__Problem description__
Reproduce all the entries precisely.

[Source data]
↓↓↓

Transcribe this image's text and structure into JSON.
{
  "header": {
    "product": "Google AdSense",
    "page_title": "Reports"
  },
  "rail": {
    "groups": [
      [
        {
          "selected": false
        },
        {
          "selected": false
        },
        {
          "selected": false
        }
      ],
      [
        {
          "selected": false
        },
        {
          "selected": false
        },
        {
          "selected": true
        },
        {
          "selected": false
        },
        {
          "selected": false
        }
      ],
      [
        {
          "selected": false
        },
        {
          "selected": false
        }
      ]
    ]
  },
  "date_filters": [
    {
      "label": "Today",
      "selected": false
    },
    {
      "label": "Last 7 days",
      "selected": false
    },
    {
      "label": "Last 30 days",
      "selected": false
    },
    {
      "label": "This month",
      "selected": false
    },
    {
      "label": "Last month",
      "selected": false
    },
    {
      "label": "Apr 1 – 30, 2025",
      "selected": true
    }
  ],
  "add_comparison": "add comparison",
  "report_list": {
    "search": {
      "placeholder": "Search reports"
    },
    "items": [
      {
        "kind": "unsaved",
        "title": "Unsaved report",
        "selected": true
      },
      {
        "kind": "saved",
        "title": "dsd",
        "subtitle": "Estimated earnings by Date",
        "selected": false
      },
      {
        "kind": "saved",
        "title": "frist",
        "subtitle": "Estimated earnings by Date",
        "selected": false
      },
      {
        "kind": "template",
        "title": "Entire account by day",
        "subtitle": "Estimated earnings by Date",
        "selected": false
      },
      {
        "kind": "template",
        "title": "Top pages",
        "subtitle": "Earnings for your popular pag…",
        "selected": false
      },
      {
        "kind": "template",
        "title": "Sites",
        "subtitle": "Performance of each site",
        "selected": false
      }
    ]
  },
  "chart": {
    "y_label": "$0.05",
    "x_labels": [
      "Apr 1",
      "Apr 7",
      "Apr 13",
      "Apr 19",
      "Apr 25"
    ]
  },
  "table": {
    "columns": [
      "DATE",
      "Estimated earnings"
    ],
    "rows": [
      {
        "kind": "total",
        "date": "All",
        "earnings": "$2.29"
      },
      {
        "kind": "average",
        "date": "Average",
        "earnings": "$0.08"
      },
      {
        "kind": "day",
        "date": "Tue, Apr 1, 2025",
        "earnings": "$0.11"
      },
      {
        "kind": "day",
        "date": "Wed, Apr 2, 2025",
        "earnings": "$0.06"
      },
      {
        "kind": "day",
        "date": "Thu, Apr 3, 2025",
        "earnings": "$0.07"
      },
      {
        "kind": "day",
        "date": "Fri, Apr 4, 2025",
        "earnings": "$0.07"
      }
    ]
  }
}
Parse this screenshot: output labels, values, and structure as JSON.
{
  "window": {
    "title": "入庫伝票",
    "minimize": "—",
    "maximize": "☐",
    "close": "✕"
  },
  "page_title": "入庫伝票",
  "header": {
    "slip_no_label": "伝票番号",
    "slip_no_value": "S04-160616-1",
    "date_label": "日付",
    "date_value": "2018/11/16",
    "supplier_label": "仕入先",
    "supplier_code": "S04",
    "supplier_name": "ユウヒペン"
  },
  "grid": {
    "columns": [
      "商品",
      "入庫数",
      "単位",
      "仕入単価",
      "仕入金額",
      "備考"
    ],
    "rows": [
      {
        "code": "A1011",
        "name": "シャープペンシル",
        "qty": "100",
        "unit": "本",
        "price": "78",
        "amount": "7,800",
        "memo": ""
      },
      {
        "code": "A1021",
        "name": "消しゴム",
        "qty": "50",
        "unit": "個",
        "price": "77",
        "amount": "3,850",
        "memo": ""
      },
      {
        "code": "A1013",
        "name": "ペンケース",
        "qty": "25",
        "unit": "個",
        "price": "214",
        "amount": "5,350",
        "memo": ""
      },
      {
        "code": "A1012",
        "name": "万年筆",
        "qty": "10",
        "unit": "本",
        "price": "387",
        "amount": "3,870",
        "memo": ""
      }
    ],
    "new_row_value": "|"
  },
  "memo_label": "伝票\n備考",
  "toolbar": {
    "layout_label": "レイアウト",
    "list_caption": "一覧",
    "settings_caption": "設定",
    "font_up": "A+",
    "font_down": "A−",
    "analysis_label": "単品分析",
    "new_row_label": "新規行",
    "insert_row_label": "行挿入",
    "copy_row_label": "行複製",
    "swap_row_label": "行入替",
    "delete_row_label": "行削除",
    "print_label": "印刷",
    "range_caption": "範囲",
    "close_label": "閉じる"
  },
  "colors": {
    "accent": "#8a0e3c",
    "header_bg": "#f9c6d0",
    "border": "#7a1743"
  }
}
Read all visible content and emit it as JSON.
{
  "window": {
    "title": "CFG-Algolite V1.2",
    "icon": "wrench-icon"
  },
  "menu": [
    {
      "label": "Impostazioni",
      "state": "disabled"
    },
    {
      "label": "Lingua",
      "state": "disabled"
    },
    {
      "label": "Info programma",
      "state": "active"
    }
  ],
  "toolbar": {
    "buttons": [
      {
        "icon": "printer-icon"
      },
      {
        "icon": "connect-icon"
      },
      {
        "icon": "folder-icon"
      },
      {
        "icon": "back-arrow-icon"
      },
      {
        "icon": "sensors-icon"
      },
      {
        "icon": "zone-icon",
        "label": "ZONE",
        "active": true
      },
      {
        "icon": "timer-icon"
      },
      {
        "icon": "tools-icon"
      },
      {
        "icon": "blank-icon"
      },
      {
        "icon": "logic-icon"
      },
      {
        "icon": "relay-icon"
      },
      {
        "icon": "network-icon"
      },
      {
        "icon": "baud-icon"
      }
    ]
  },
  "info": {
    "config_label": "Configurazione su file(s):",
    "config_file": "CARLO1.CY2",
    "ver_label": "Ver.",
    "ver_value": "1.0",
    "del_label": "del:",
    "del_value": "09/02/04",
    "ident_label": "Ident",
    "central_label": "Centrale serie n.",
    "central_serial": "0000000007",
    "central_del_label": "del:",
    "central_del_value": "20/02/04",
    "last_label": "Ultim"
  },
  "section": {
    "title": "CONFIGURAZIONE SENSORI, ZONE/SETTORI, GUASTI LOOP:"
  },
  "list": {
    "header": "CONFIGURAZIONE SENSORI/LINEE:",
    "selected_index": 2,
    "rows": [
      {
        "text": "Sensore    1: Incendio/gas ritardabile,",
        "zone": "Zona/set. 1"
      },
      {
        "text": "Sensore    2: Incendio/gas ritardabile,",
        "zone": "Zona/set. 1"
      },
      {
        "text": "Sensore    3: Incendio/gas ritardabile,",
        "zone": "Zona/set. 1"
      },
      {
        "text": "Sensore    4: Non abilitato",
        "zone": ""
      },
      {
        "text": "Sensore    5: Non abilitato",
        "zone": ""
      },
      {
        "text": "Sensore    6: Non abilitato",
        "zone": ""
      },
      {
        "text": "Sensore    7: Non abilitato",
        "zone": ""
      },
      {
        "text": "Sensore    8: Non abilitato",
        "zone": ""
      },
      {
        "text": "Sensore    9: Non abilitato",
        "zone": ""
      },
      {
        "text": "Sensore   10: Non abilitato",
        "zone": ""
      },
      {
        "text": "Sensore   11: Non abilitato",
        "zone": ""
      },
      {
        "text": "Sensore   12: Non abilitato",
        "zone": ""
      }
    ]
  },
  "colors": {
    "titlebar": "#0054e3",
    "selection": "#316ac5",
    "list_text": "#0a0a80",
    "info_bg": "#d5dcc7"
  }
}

↑↑↑

__Answer for the task__
Transcribe this image's text and structure into JSON.
{
  "header": {
    "product": "Google AdSense",
    "page_title": "Reports"
  },
  "rail": {
    "groups": [
      [
        {
          "selected": false
        },
        {
          "selected": false
        },
        {
          "selected": false
        }
      ],
      [
        {
          "selected": false
        },
        {
          "selected": false
        },
        {
          "selected": true
        },
        {
          "selected": false
        },
        {
          "selected": false
        }
      ],
      [
        {
          "selected": false
        },
        {
          "selected": false
        }
      ]
    ]
  },
  "date_filters": [
    {
      "label": "Today",
      "selected": false
    },
    {
      "label": "Last 7 days",
      "selected": false
    },
    {
      "label": "Last 30 days",
      "selected": false
    },
    {
      "label": "This month",
      "selected": false
    },
    {
      "label": "Last month",
      "selected": false
    },
    {
      "label": "Apr 1 – 30, 2025",
      "selected": true
    }
  ],
  "add_comparison": "add comparison",
  "report_list": {
    "search": {
      "placeholder": "Search reports"
    },
    "items": [
      {
        "kind": "unsaved",
        "title": "Unsaved report",
        "selected": true
      },
      {
        "kind": "saved",
        "title": "dsd",
        "subtitle": "Estimated earnings by Date",
        "selected": false
      },
      {
        "kind": "saved",
        "title": "frist",
        "subtitle": "Estimated earnings by Date",
        "selected": false
      },
      {
        "kind": "template",
        "title": "Entire account by day",
        "subtitle": "Estimated earnings by Date",
        "selected": false
      },
      {
        "kind": "template",
        "title": "Top pages",
        "subtitle": "Earnings for your popular pag…",
        "selected": false
      },
      {
        "kind": "template",
        "title": "Sites",
        "subtitle": "Performance of each site",
        "selected": false
      }
    ]
  },
  "chart": {
    "y_label": "$0.05",
    "x_labels": [
      "Apr 1",
      "Apr 7",
      "Apr 13",
      "Apr 19",
      "Apr 25"
    ]
  },
  "table": {
    "columns": [
      "DATE",
      "Estimated earnings"
    ],
    "rows": [
      {
        "kind": "total",
        "date": "All",
        "earnings": "$2.29"
      },
      {
        "kind": "average",
        "date": "Average",
        "earnings": "$0.08"
      },
      {
        "kind": "day",
        "date": "Tue, Apr 1, 2025",
        "earnings": "$0.11"
      },
      {
        "kind": "day",
        "date": "Wed, Apr 2, 2025",
        "earnings": "$0.06"
      },
      {
        "kind": "day",
        "date": "Thu, Apr 3, 2025",
        "earnings": "$0.07"
      },
      {
        "kind": "day",
        "date": "Fri, Apr 4, 2025",
        "earnings": "$0.07"
      }
    ]
  }
}
Parse this screenshot: output labels, values, and structure as JSON.
{
  "window": {
    "title": "入庫伝票",
    "minimize": "—",
    "maximize": "☐",
    "close": "✕"
  },
  "page_title": "入庫伝票",
  "header": {
    "slip_no_label": "伝票番号",
    "slip_no_value": "S04-160616-1",
    "date_label": "日付",
    "date_value": "2018/11/16",
    "supplier_label": "仕入先",
    "supplier_code": "S04",
    "supplier_name": "ユウヒペン"
  },
  "grid": {
    "columns": [
      "商品",
      "入庫数",
      "単位",
      "仕入単価",
      "仕入金額",
      "備考"
    ],
    "rows": [
      {
        "code": "A1011",
        "name": "シャープペンシル",
        "qty": "100",
        "unit": "本",
        "price": "78",
        "amount": "7,800",
        "memo": ""
      },
      {
        "code": "A1021",
        "name": "消しゴム",
        "qty": "50",
        "unit": "個",
        "price": "77",
        "amount": "3,850",
        "memo": ""
      },
      {
        "code": "A1013",
        "name": "ペンケース",
        "qty": "25",
        "unit": "個",
        "price": "214",
        "amount": "5,350",
        "memo": ""
      },
      {
        "code": "A1012",
        "name": "万年筆",
        "qty": "10",
        "unit": "本",
        "price": "387",
        "amount": "3,870",
        "memo": ""
      }
    ],
    "new_row_value": "|"
  },
  "memo_label": "伝票\n備考",
  "toolbar": {
    "layout_label": "レイアウト",
    "list_caption": "一覧",
    "settings_caption": "設定",
    "font_up": "A+",
    "font_down": "A−",
    "analysis_label": "単品分析",
    "new_row_label": "新規行",
    "insert_row_label": "行挿入",
    "copy_row_label": "行複製",
    "swap_row_label": "行入替",
    "delete_row_label": "行削除",
    "print_label": "印刷",
    "range_caption": "範囲",
    "close_label": "閉じる"
  },
  "colors": {
    "accent": "#8a0e3c",
    "header_bg": "#f9c6d0",
    "border": "#7a1743"
  }
}
Read all visible content and emit it as JSON.
{
  "window": {
    "title": "CFG-Algolite V1.2",
    "icon": "wrench-icon"
  },
  "menu": [
    {
      "label": "Impostazioni",
      "state": "disabled"
    },
    {
      "label": "Lingua",
      "state": "disabled"
    },
    {
      "label": "Info programma",
      "state": "active"
    }
  ],
  "toolbar": {
    "buttons": [
      {
        "icon": "printer-icon"
      },
      {
        "icon": "connect-icon"
      },
      {
        "icon": "folder-icon"
      },
      {
        "icon": "back-arrow-icon"
      },
      {
        "icon": "sensors-icon"
      },
      {
        "icon": "zone-icon",
        "label": "ZONE",
        "active": true
      },
      {
        "icon": "timer-icon"
      },
      {
        "icon": "tools-icon"
      },
      {
        "icon": "blank-icon"
      },
      {
        "icon": "logic-icon"
      },
      {
        "icon": "relay-icon"
      },
      {
        "icon": "network-icon"
      },
      {
        "icon": "baud-icon"
      }
    ]
  },
  "info": {
    "config_label": "Configurazione su file(s):",
    "config_file": "CARLO1.CY2",
    "ver_label": "Ver.",
    "ver_value": "1.0",
    "del_label": "del:",
    "del_value": "09/02/04",
    "ident_label": "Ident",
    "central_label": "Centrale serie n.",
    "central_serial": "0000000007",
    "central_del_label": "del:",
    "central_del_value": "20/02/04",
    "last_label": "Ultim"
  },
  "section": {
    "title": "CONFIGURAZIONE SENSORI, ZONE/SETTORI, GUASTI LOOP:"
  },
  "list": {
    "header": "CONFIGURAZIONE SENSORI/LINEE:",
    "selected_index": 2,
    "rows": [
      {
        "text": "Sensore    1: Incendio/gas ritardabile,",
        "zone": "Zona/set. 1"
      },
      {
        "text": "Sensore    2: Incendio/gas ritardabile,",
        "zone": "Zona/set. 1"
      },
      {
        "text": "Sensore    3: Incendio/gas ritardabile,",
        "zone": "Zona/set. 1"
      },
      {
        "text": "Sensore    4: Non abilitato",
        "zone": ""
      },
      {
        "text": "Sensore    5: Non abilitato",
        "zone": ""
      },
      {
        "text": "Sensore    6: Non abilitato",
        "zone": ""
      },
      {
        "text": "Sensore    7: Non abilitato",
        "zone": ""
      },
      {
        "text": "Sensore    8: Non abilitato",
        "zone": ""
      },
      {
        "text": "Sensore    9: Non abilitato",
        "zone": ""
      },
      {
        "text": "Sensore   10: Non abilitato",
        "zone": ""
      },
      {
        "text": "Sensore   11: Non abilitato",
        "zone": ""
      },
      {
        "text": "Sensore   12: Non abilitato",
        "zone": ""
      }
    ]
  },
  "colors": {
    "titlebar": "#0054e3",
    "selection": "#316ac5",
    "list_text": "#0a0a80",
    "info_bg": "#d5dcc7"
  }
}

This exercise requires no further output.